■ Information shown:
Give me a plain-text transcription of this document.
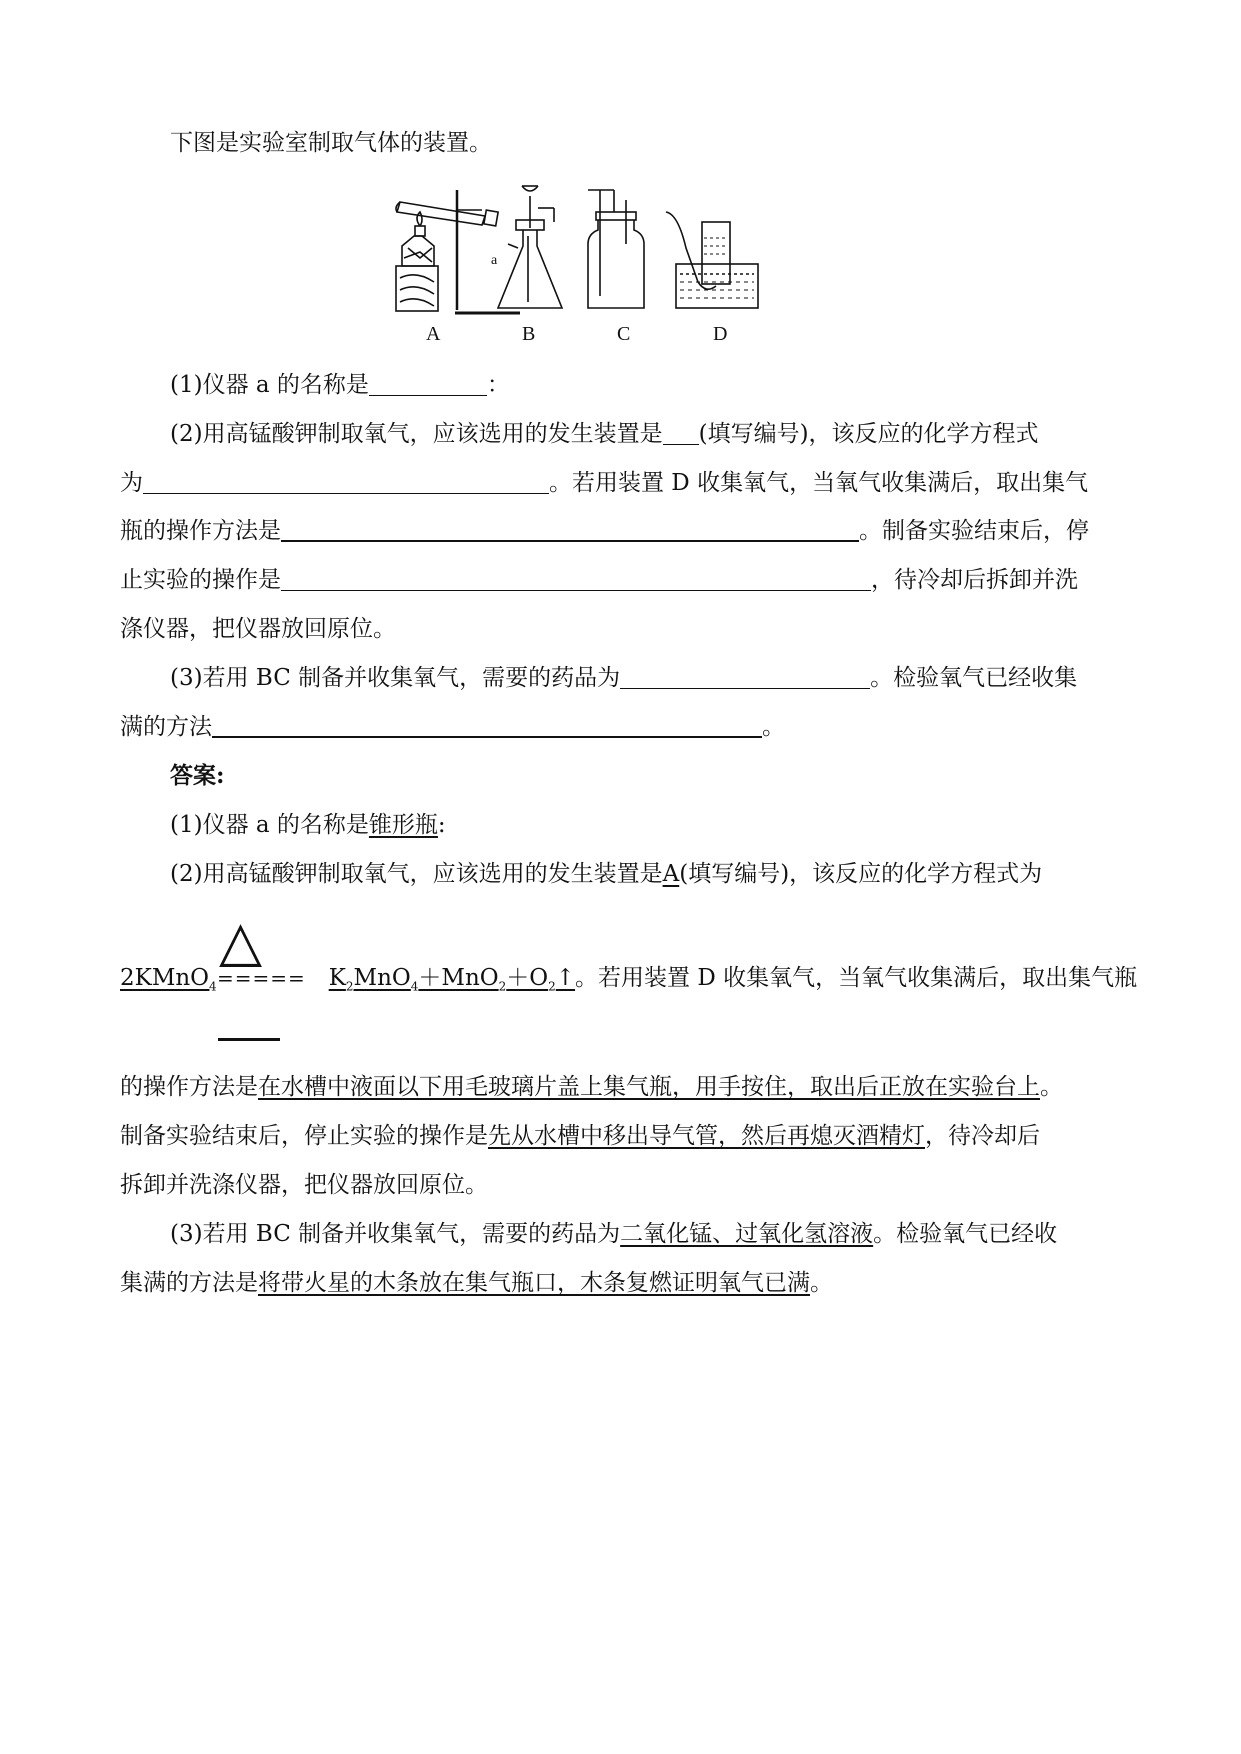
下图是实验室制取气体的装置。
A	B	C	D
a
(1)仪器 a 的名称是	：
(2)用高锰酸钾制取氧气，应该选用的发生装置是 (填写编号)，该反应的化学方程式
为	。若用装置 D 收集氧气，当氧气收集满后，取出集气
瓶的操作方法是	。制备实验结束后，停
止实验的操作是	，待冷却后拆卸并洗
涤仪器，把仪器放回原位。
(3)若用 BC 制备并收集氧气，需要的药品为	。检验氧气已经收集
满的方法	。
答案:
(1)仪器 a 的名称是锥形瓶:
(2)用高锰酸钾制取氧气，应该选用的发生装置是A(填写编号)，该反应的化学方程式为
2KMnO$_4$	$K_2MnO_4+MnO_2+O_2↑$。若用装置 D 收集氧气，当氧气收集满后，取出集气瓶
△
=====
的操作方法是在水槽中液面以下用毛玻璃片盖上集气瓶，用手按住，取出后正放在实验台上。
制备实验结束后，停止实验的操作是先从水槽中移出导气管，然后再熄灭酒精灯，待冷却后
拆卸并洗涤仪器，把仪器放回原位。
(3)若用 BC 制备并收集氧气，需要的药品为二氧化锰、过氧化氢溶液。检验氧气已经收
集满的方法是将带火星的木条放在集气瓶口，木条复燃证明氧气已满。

■ Set task: Drop the images and quote the entries word for word.

■ Response to this task:
Give me a plain-text transcription of this document.
下图是实验室制取气体的装置。
A	B	C	D
a
(1)仪器 a 的名称是	：
(2)用高锰酸钾制取氧气，应该选用的发生装置是 (填写编号)，该反应的化学方程式
为	。若用装置 D 收集氧气，当氧气收集满后，取出集气
瓶的操作方法是	。制备实验结束后，停
止实验的操作是	，待冷却后拆卸并洗
涤仪器，把仪器放回原位。
(3)若用 BC 制备并收集氧气，需要的药品为	。检验氧气已经收集
满的方法	。
答案:
(1)仪器 a 的名称是锥形瓶:
(2)用高锰酸钾制取氧气，应该选用的发生装置是A(填写编号)，该反应的化学方程式为
2KMnO$_4$	$K_2MnO_4+MnO_2+O_2↑$。若用装置 D 收集氧气，当氧气收集满后，取出集气瓶
△
=====
的操作方法是在水槽中液面以下用毛玻璃片盖上集气瓶，用手按住，取出后正放在实验台上。
制备实验结束后，停止实验的操作是先从水槽中移出导气管，然后再熄灭酒精灯，待冷却后
拆卸并洗涤仪器，把仪器放回原位。
(3)若用 BC 制备并收集氧气，需要的药品为二氧化锰、过氧化氢溶液。检验氧气已经收
集满的方法是将带火星的木条放在集气瓶口，木条复燃证明氧气已满。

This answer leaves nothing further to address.